- Task list
1. Using the passage about the gas detection module's sensing component, decide whether each statement agrees with it: (a) the particle sensing element detects suspended particles such as PM2.5; (b) the sensing component detects only suspended particles; (c) the virus sensing element is labeled 32e. For each, give yes or no along with the deciding words from the passage, quoted.
2. Pick up the passage about the gas detection module's sensing component and carry it on from its final sentence.

---- Text block

The sensing component 32 of the gas detection module 3 of the present disclosure not only detects the suspended particles in the gas, but also detects the characteristics of the introduced gas. Therefore, the sensing component 32 of the gas detection module 3 further includes a particle sensing element 32a, a temperature and humidity sensing element 32b and a gas sensing element 32c, or is expanded to include other sensing elements, such as a bacteria sensing element 32d, a fungus sensing element 32e and a virus sensing element 32f for detecting the introduced air pollution. Notably, in the embodiment, the sensing component 32 is a particle sensing element 32a for detecting the air pollution data of the suspended particles (PM1, PM2.5, PM10) contained in the gas and in particulate state. Preferably but not exclusively, the sensing component 32 is a temperature and humidity sensing element 32b for detecting the air pollution data of the temperature and humidity of the air. Preferably but not exclusively, the sensing component 32 is a gas sensing element 32c for detecting the air pollution data of gas molecules contained in the air. Preferably but not exclusively, the sensing component 32 includes a bacteria sensing element 32d for detecting the air pollution data of bacteria contained in the air. Preferably but not exclusively, the sensing component 32 includes a fungus sensing element 32e for detecting the air pollution data of fungus contained in the air. Preferably but not exclusively, the sensing component 32 includes a virus sensing element 32f for detecting the air pollution data of virus contained in the air. The present disclosure is not limited thereto.

--------
---- Data records

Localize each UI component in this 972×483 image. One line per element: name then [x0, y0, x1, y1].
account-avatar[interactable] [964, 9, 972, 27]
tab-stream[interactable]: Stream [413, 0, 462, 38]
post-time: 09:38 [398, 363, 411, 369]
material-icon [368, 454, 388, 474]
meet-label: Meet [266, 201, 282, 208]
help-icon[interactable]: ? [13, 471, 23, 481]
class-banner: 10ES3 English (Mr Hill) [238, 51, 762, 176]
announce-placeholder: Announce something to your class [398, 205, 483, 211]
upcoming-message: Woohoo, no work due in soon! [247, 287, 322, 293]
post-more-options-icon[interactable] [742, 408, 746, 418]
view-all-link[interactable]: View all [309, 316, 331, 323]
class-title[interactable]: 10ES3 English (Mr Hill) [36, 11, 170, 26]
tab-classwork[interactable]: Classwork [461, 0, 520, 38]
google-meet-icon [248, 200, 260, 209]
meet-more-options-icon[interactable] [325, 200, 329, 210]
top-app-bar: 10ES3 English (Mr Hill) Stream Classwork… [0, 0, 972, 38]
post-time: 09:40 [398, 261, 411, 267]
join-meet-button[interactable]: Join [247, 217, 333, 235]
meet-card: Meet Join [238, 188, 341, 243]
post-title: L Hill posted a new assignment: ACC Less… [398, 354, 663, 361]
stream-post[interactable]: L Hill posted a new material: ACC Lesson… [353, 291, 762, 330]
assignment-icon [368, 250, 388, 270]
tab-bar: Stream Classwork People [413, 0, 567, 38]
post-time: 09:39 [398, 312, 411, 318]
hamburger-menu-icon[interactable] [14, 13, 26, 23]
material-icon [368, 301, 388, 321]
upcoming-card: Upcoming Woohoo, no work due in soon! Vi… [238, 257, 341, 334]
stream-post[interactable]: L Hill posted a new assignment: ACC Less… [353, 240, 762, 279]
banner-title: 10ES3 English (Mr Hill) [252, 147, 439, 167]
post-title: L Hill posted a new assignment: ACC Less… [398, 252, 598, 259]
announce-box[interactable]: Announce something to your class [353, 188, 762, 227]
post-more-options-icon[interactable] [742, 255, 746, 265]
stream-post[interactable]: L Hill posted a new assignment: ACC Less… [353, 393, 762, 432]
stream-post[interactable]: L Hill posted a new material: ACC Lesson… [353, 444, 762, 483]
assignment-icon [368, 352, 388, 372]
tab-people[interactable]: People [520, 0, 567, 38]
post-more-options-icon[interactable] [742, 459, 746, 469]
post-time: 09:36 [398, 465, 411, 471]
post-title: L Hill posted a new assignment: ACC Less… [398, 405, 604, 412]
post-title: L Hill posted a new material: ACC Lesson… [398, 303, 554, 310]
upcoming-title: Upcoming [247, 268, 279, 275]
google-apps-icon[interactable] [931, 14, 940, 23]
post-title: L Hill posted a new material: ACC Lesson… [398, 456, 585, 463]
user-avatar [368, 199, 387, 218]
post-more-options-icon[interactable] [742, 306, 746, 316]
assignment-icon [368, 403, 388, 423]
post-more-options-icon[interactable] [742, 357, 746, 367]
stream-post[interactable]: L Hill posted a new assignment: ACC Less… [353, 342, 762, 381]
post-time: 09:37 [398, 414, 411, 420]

--------

- Answers to the exercise
1.
(a) Yes: "a particle sensing element 32a for detecting the air pollution data of the suspended particles (PM1, PM2.5, PM10)"
(b) No: "not only detects the suspended particles in the gas, but also detects the characteristics of the introduced gas"
(c) No: "a virus sensing element 32f"

2.
In the embodiment, the particle sensing element 32a is disposed in an indoor field A and configured to detect if the suspended particulate matter (PM1, PM2.5, PM10) and the concentration of suspended particles contained in the air pollution exceeds a pollution threshold safety value. When the microcontroller 33 receives that the air pollution data of suspend particles exceeds the pollution threshold safety value, a plurality of regulation signals are outputted. Preferably but not exclusively, the pollution threshold safety value of suspended particulate matter 2.5 (PM2.5) includes a concentration of suspended particulate matter 2.5 (PM2.5) less than 15 µg/m³. In the embodiment, the temperature and humidity sensing element 32b is configured to detect if the temperature and humidity of the air in the indoor field A exceeds a pollution threshold safety value. When the microcontroller 33 receives that the air pollution data of the temperature and humidity of the air exceeds the pollution threshold safety value, a plurality of regulation signals are outputted. Preferably but not exclusively, the pollution threshold safety value of temperature and humidity includes a temperature of 25°C±3°C and a humidity of 50%±10%. Preferably but not exclusively, the pollution threshold safety value of temperature and humidity is used to implement a temperature and humidity control in the indoor field A, and the temperature and humidity control is implemented to maintain a temperature of 25°C±3°C and a humidity of 50%±10% in the indoor field A. Preferably but not exclusively, the gas sensing element 32c is configured to detect if the air pollution data of carbon dioxide (CO₂) exceeds a threshold safety value. When the microcontroller 33 receives that the air pollution data of carbon dioxide (CO₂) exceeds the pollution threshold safety value, a plurality of regulation signals are outputted. Preferably but not exclusively, the air pollution data of carbon dioxide (CO₂) have to be maintained below the pollution threshold safety value of 800 ppm.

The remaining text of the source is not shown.